ACTION ITEM:
Your result should be the lines holding the word "Daily", copied from the entries below.
##### DATA RECORDS #####
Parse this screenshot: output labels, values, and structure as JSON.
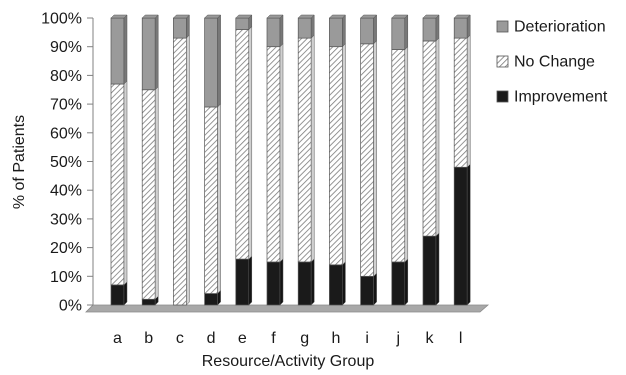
{
  "chart_data": {
    "type": "bar",
    "stacked": true,
    "three_d": true,
    "xlabel": "Resource/Activity Group",
    "ylabel": "% of Patients",
    "ylim": [
      0,
      100
    ],
    "y_ticks": [
      "0%",
      "10%",
      "20%",
      "30%",
      "40%",
      "50%",
      "60%",
      "70%",
      "80%",
      "90%",
      "100%"
    ],
    "categories": [
      "a",
      "b",
      "c",
      "d",
      "e",
      "f",
      "g",
      "h",
      "i",
      "j",
      "k",
      "l"
    ],
    "series": [
      {
        "name": "Improvement",
        "color": "#1a1a1a",
        "pattern": "solid",
        "values": [
          7,
          2,
          0,
          4,
          16,
          15,
          15,
          14,
          10,
          15,
          24,
          48
        ]
      },
      {
        "name": "No Change",
        "color": "#ffffff",
        "pattern": "hatched",
        "values": [
          70,
          73,
          93,
          65,
          80,
          75,
          78,
          76,
          81,
          74,
          68,
          45
        ]
      },
      {
        "name": "Deterioration",
        "color": "#9a9a9a",
        "pattern": "solid",
        "values": [
          23,
          25,
          7,
          31,
          4,
          10,
          7,
          10,
          9,
          11,
          8,
          7
        ]
      }
    ],
    "legend": {
      "placement": "right",
      "order": [
        "Deterioration",
        "No Change",
        "Improvement"
      ]
    },
    "grid": false
  }
}
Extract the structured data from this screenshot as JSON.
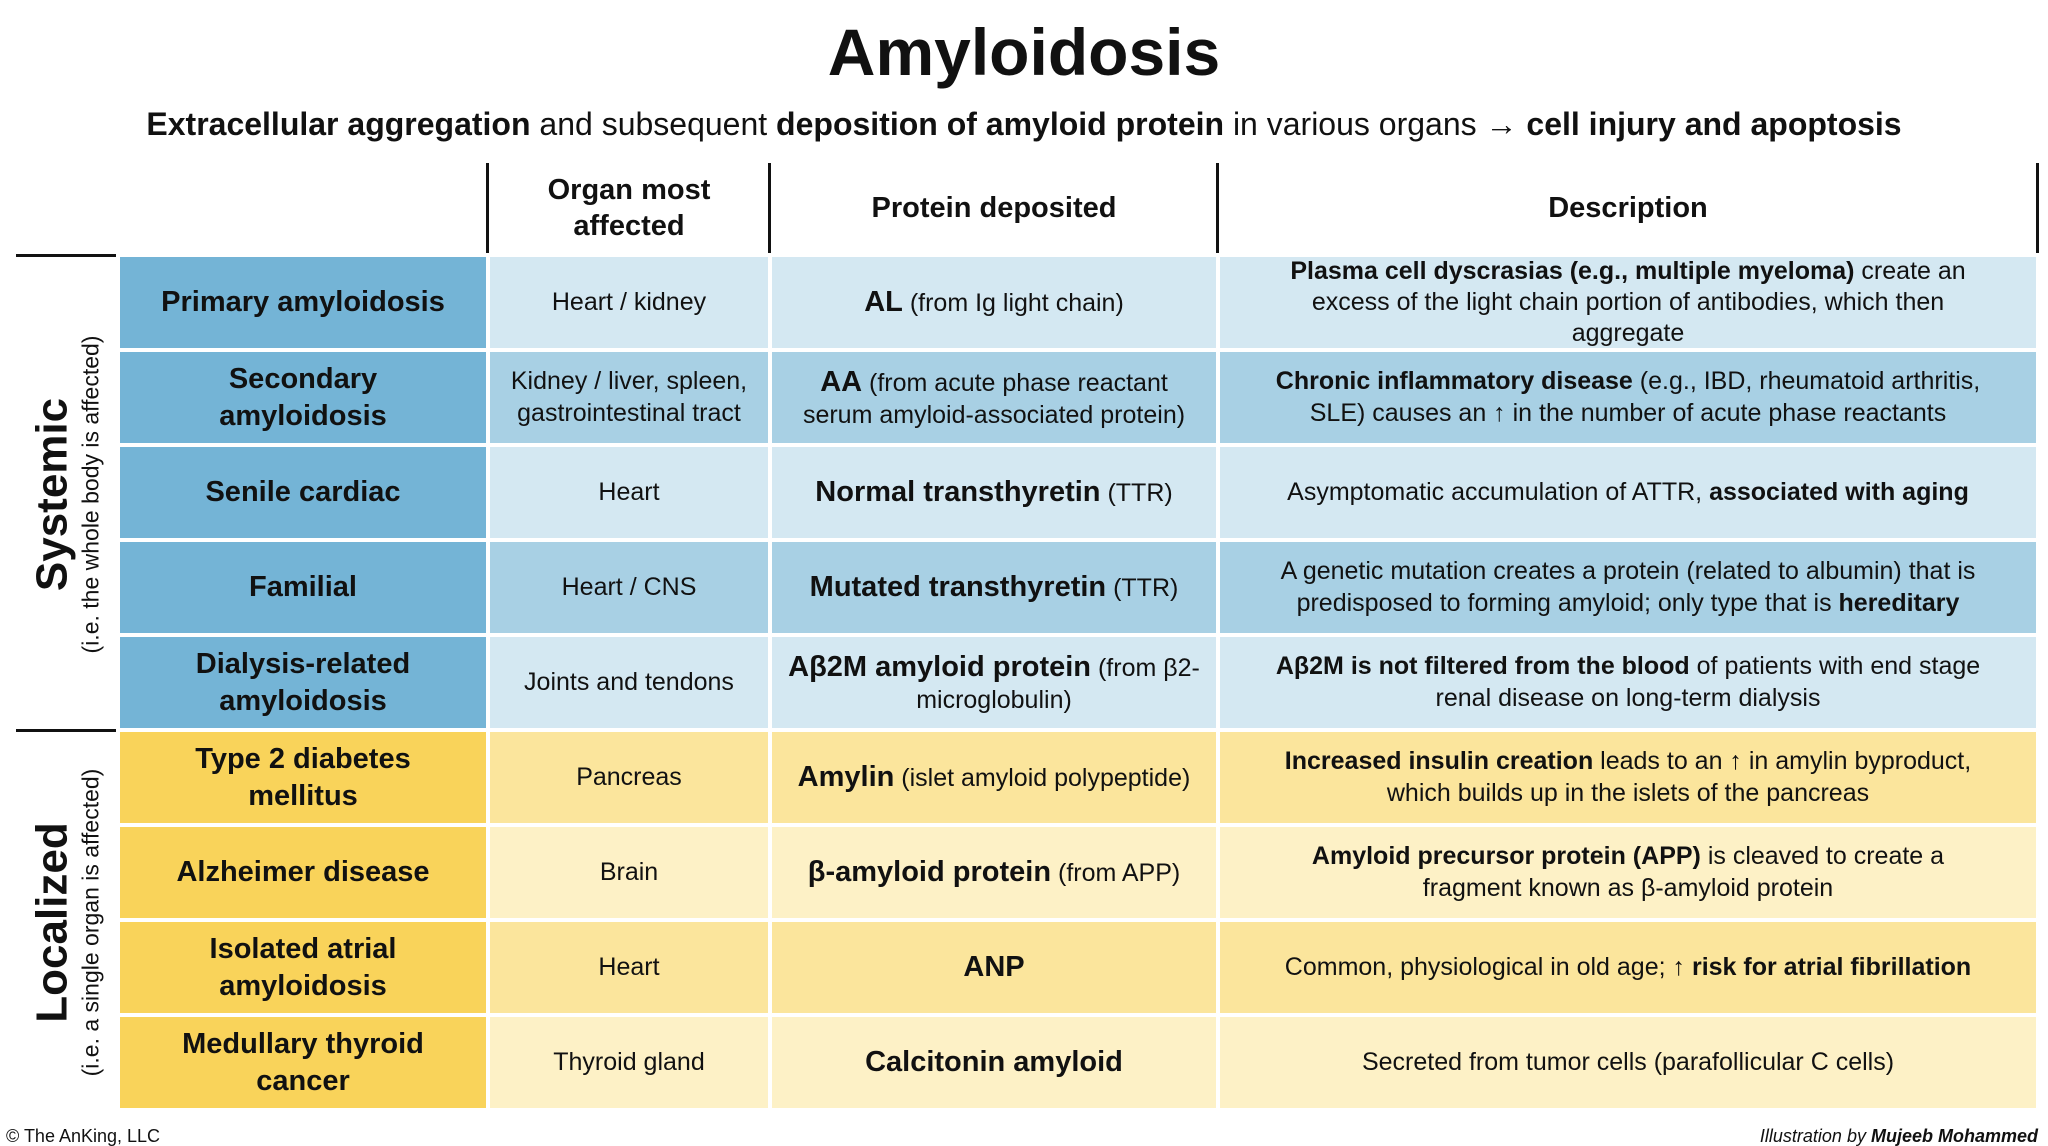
{
  "header": {
    "title": "Amyloidosis",
    "subtitle": [
      {
        "text": "Extracellular aggregation",
        "bold": true
      },
      {
        "text": " and subsequent ",
        "bold": false
      },
      {
        "text": "deposition of amyloid protein",
        "bold": true
      },
      {
        "text": " in various organs → ",
        "bold": false
      },
      {
        "text": "cell injury and apoptosis",
        "bold": true
      }
    ]
  },
  "table": {
    "columns": [
      "Organ most affected",
      "Protein deposited",
      "Description"
    ],
    "groups": [
      {
        "label": "Systemic",
        "note": "(i.e. the whole body is affected)",
        "rows": [
          {
            "name": "Primary amyloidosis",
            "organ": "Heart / kidney",
            "protein": [
              {
                "text": "AL",
                "bold": true
              },
              {
                "text": " (from Ig light chain)",
                "bold": false
              }
            ],
            "description": [
              {
                "text": "Plasma cell dyscrasias (e.g., multiple myeloma)",
                "bold": true
              },
              {
                "text": " create an excess of the light chain portion of antibodies, which then aggregate",
                "bold": false
              }
            ]
          },
          {
            "name": "Secondary amyloidosis",
            "organ": "Kidney / liver, spleen, gastrointestinal tract",
            "protein": [
              {
                "text": "AA",
                "bold": true
              },
              {
                "text": " (from acute phase reactant serum amyloid-associated protein)",
                "bold": false
              }
            ],
            "description": [
              {
                "text": "Chronic inflammatory disease",
                "bold": true
              },
              {
                "text": " (e.g., IBD, rheumatoid arthritis, SLE) causes an ↑ in the number of acute phase reactants",
                "bold": false
              }
            ]
          },
          {
            "name": "Senile cardiac",
            "organ": "Heart",
            "protein": [
              {
                "text": "Normal transthyretin",
                "bold": true
              },
              {
                "text": " (TTR)",
                "bold": false
              }
            ],
            "description": [
              {
                "text": "Asymptomatic accumulation of ATTR, ",
                "bold": false
              },
              {
                "text": "associated with aging",
                "bold": true
              }
            ]
          },
          {
            "name": "Familial",
            "organ": "Heart / CNS",
            "protein": [
              {
                "text": "Mutated transthyretin",
                "bold": true
              },
              {
                "text": " (TTR)",
                "bold": false
              }
            ],
            "description": [
              {
                "text": "A genetic mutation creates a protein (related to albumin) that is predisposed to forming amyloid; only type that is ",
                "bold": false
              },
              {
                "text": "hereditary",
                "bold": true
              }
            ]
          },
          {
            "name": "Dialysis-related amyloidosis",
            "organ": "Joints and tendons",
            "protein": [
              {
                "text": "Aβ2M amyloid protein",
                "bold": true
              },
              {
                "text": " (from β2-microglobulin)",
                "bold": false
              }
            ],
            "description": [
              {
                "text": "Aβ2M is not filtered from the blood",
                "bold": true
              },
              {
                "text": " of patients with end stage renal disease on long-term dialysis",
                "bold": false
              }
            ]
          }
        ]
      },
      {
        "label": "Localized",
        "note": "(i.e. a single organ is affected)",
        "rows": [
          {
            "name": "Type 2 diabetes mellitus",
            "organ": "Pancreas",
            "protein": [
              {
                "text": "Amylin",
                "bold": true
              },
              {
                "text": " (islet amyloid polypeptide)",
                "bold": false
              }
            ],
            "description": [
              {
                "text": "Increased insulin creation",
                "bold": true
              },
              {
                "text": " leads to an ↑ in amylin byproduct, which builds up in the islets of the pancreas",
                "bold": false
              }
            ]
          },
          {
            "name": "Alzheimer disease",
            "organ": "Brain",
            "protein": [
              {
                "text": "β-amyloid protein",
                "bold": true
              },
              {
                "text": " (from APP)",
                "bold": false
              }
            ],
            "description": [
              {
                "text": "Amyloid precursor protein (APP)",
                "bold": true
              },
              {
                "text": " is cleaved to create a fragment known as β-amyloid protein",
                "bold": false
              }
            ]
          },
          {
            "name": "Isolated atrial amyloidosis",
            "organ": "Heart",
            "protein": [
              {
                "text": "ANP",
                "bold": true
              }
            ],
            "description": [
              {
                "text": "Common, physiological in old age; ",
                "bold": false
              },
              {
                "text": "↑ risk for atrial fibrillation",
                "bold": true
              }
            ]
          },
          {
            "name": "Medullary thyroid cancer",
            "organ": "Thyroid gland",
            "protein": [
              {
                "text": "Calcitonin amyloid",
                "bold": true
              }
            ],
            "description": [
              {
                "text": "Secreted from tumor cells (parafollicular C cells)",
                "bold": false
              }
            ]
          }
        ]
      }
    ]
  },
  "footer": {
    "copyright": "© The AnKing, LLC",
    "credit": [
      {
        "text": "Illustration by ",
        "bold": false
      },
      {
        "text": "Mujeeb Mohammed",
        "bold": true
      }
    ]
  }
}
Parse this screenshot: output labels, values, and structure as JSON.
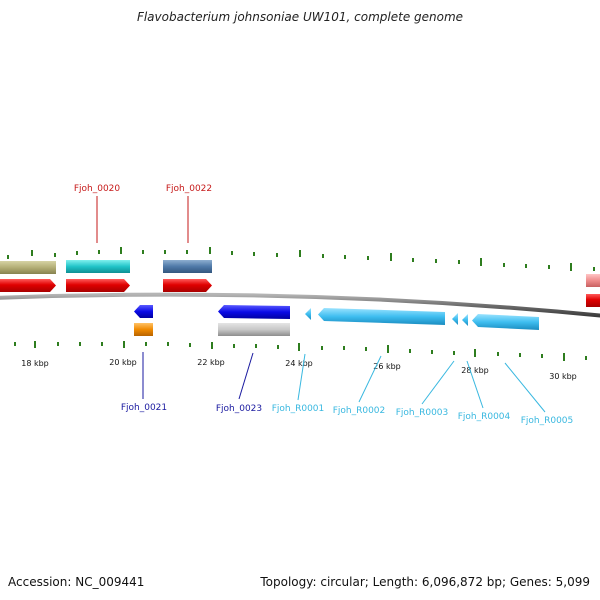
{
  "title": "Flavobacterium johnsoniae UW101, complete genome",
  "footer": {
    "accession": "Accession: NC_009441",
    "stats": "Topology: circular; Length: 6,096,872 bp; Genes: 5,099"
  },
  "colors": {
    "backbone": "#7a7a7a",
    "tick": "#2e7d1e",
    "red_label": "#c61a1a",
    "blue_label": "#1a1aa0",
    "cyan_label": "#39b8e0"
  },
  "scale_labels": [
    "18 kbp",
    "20 kbp",
    "22 kbp",
    "24 kbp",
    "26 kbp",
    "28 kbp",
    "30 kbp"
  ],
  "gene_labels": {
    "top": [
      "Fjoh_0020",
      "Fjoh_0022"
    ],
    "bottom": [
      "Fjoh_0021",
      "Fjoh_0023",
      "Fjoh_R0001",
      "Fjoh_R0002",
      "Fjoh_R0003",
      "Fjoh_R0004",
      "Fjoh_R0005"
    ]
  }
}
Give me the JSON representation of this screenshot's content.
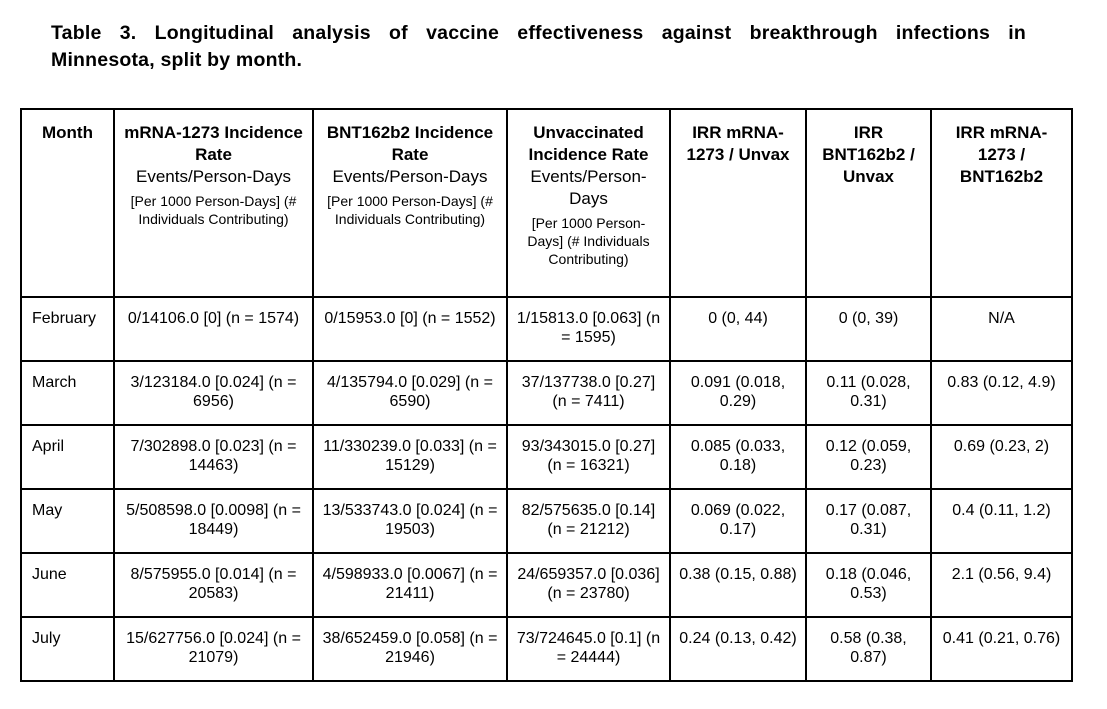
{
  "caption": {
    "line1": "Table 3. Longitudinal analysis of vaccine effectiveness against breakthrough infections in",
    "line2": "Minnesota, split by month."
  },
  "headers": [
    {
      "bold": "Month",
      "norm": "",
      "small": ""
    },
    {
      "bold": "mRNA-1273 Incidence Rate",
      "norm": "Events/Person-Days",
      "small": "[Per 1000 Person-Days] (# Individuals Contributing)"
    },
    {
      "bold": "BNT162b2 Incidence Rate",
      "norm": "Events/Person-Days",
      "small": "[Per 1000 Person-Days] (# Individuals Contributing)"
    },
    {
      "bold": "Unvaccinated Incidence Rate",
      "norm": "Events/Person-Days",
      "small": "[Per 1000 Person-Days] (# Individuals Contributing)"
    },
    {
      "bold": "IRR mRNA-1273 / Unvax",
      "norm": "",
      "small": ""
    },
    {
      "bold": "IRR BNT162b2 / Unvax",
      "norm": "",
      "small": ""
    },
    {
      "bold": "IRR mRNA-1273 / BNT162b2",
      "norm": "",
      "small": ""
    }
  ],
  "rows": [
    [
      "February",
      "0/14106.0 [0] (n = 1574)",
      "0/15953.0 [0] (n = 1552)",
      "1/15813.0 [0.063] (n = 1595)",
      "0 (0, 44)",
      "0 (0, 39)",
      "N/A"
    ],
    [
      "March",
      "3/123184.0 [0.024] (n = 6956)",
      "4/135794.0 [0.029] (n = 6590)",
      "37/137738.0 [0.27] (n = 7411)",
      "0.091 (0.018, 0.29)",
      "0.11 (0.028, 0.31)",
      "0.83 (0.12, 4.9)"
    ],
    [
      "April",
      "7/302898.0 [0.023] (n = 14463)",
      "11/330239.0 [0.033] (n = 15129)",
      "93/343015.0 [0.27] (n = 16321)",
      "0.085 (0.033, 0.18)",
      "0.12 (0.059, 0.23)",
      "0.69 (0.23, 2)"
    ],
    [
      "May",
      "5/508598.0 [0.0098] (n = 18449)",
      "13/533743.0 [0.024] (n = 19503)",
      "82/575635.0 [0.14] (n = 21212)",
      "0.069 (0.022, 0.17)",
      "0.17 (0.087, 0.31)",
      "0.4 (0.11, 1.2)"
    ],
    [
      "June",
      "8/575955.0 [0.014] (n = 20583)",
      "4/598933.0 [0.0067] (n = 21411)",
      "24/659357.0 [0.036] (n = 23780)",
      "0.38 (0.15, 0.88)",
      "0.18 (0.046, 0.53)",
      "2.1 (0.56, 9.4)"
    ],
    [
      "July",
      "15/627756.0 [0.024] (n = 21079)",
      "38/652459.0 [0.058] (n = 21946)",
      "73/724645.0 [0.1] (n = 24444)",
      "0.24 (0.13, 0.42)",
      "0.58 (0.38, 0.87)",
      "0.41 (0.21, 0.76)"
    ]
  ]
}
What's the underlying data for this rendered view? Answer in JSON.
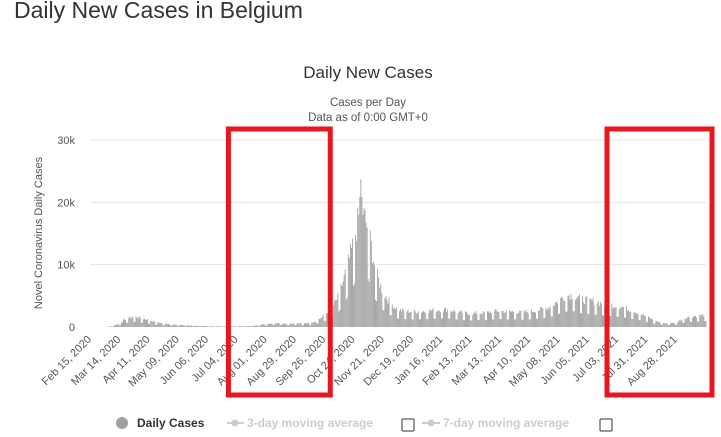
{
  "page": {
    "title": "Daily New Cases in Belgium"
  },
  "chart_data": {
    "type": "bar",
    "title": "Daily New Cases",
    "subtitle_line1": "Cases per Day",
    "subtitle_line2": "Data as of 0:00 GMT+0",
    "ylabel": "Novel Coronavirus Daily Cases",
    "xlabel": "",
    "ylim": [
      0,
      30000
    ],
    "y_ticks": [
      {
        "value": 0,
        "label": "0"
      },
      {
        "value": 10000,
        "label": "10k"
      },
      {
        "value": 20000,
        "label": "20k"
      },
      {
        "value": 30000,
        "label": "30k"
      }
    ],
    "x_range": [
      "2020-02-15",
      "2021-09-26"
    ],
    "x_tick_labels": [
      "Feb 15, 2020",
      "Mar 14, 2020",
      "Apr 11, 2020",
      "May 09, 2020",
      "Jun 06, 2020",
      "Jul 04, 2020",
      "Aug 01, 2020",
      "Aug 29, 2020",
      "Sep 26, 2020",
      "Oct 24, 2020",
      "Nov 21, 2020",
      "Dec 19, 2020",
      "Jan 16, 2021",
      "Feb 13, 2021",
      "Mar 13, 2021",
      "Apr 10, 2021",
      "May 08, 2021",
      "Jun 05, 2021",
      "Jul 03, 2021",
      "Jul 31, 2021",
      "Aug 28, 2021"
    ],
    "grid": "horizontal",
    "bar_color": "#a0a0a0",
    "series": [
      {
        "name": "Daily Cases",
        "weekly_average_values": [
          0,
          0,
          0,
          100,
          500,
          1200,
          1500,
          1300,
          1000,
          700,
          500,
          400,
          300,
          250,
          200,
          150,
          120,
          100,
          100,
          90,
          90,
          100,
          150,
          250,
          400,
          550,
          550,
          450,
          500,
          500,
          600,
          900,
          1700,
          2500,
          4500,
          8000,
          12000,
          17000,
          14000,
          8000,
          5000,
          3500,
          2500,
          2300,
          2200,
          2200,
          2300,
          2400,
          2500,
          2500,
          2200,
          2000,
          1900,
          2000,
          2000,
          2200,
          2300,
          2200,
          2200,
          2100,
          2200,
          2400,
          2600,
          3000,
          3800,
          4500,
          4600,
          4000,
          3800,
          3600,
          3400,
          3200,
          3000,
          2800,
          2400,
          2000,
          1500,
          1000,
          600,
          500,
          600,
          1200,
          1500,
          1600,
          1700,
          1700,
          1800,
          1800,
          1900,
          2000,
          2000,
          2100
        ],
        "peak_value": 23700,
        "peak_date": "2020-10-31"
      }
    ],
    "legend": {
      "placement": "bottom",
      "items": [
        {
          "label": "Daily Cases",
          "active": true,
          "color": "#a0a0a0"
        },
        {
          "label": "3-day moving average",
          "active": false,
          "color": "#cccccc"
        },
        {
          "label": "7-day moving average",
          "active": false,
          "color": "#cccccc"
        }
      ]
    },
    "annotations": [
      {
        "type": "highlight-box",
        "color": "#e8161f",
        "from": "2020-07-04",
        "to": "2020-09-26"
      },
      {
        "type": "highlight-box",
        "color": "#e8161f",
        "from": "2021-07-01",
        "to": "2021-09-26"
      }
    ]
  }
}
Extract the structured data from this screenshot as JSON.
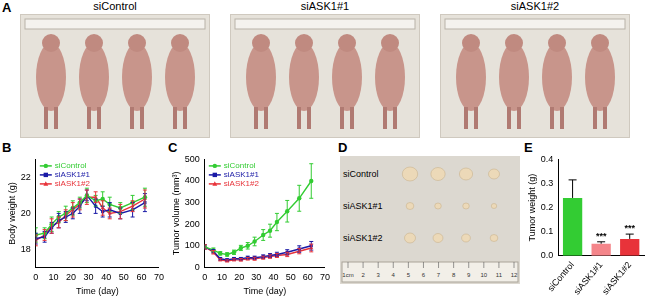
#####
ANSWER SPACE:
    "title": "Daily New Cases in Belgium"
    "title": "Daily New Cases",
    "ylabel": "Novel Coronavirus Daily Cases",
        "name": "Daily Cases",
          "label": "Daily Cases",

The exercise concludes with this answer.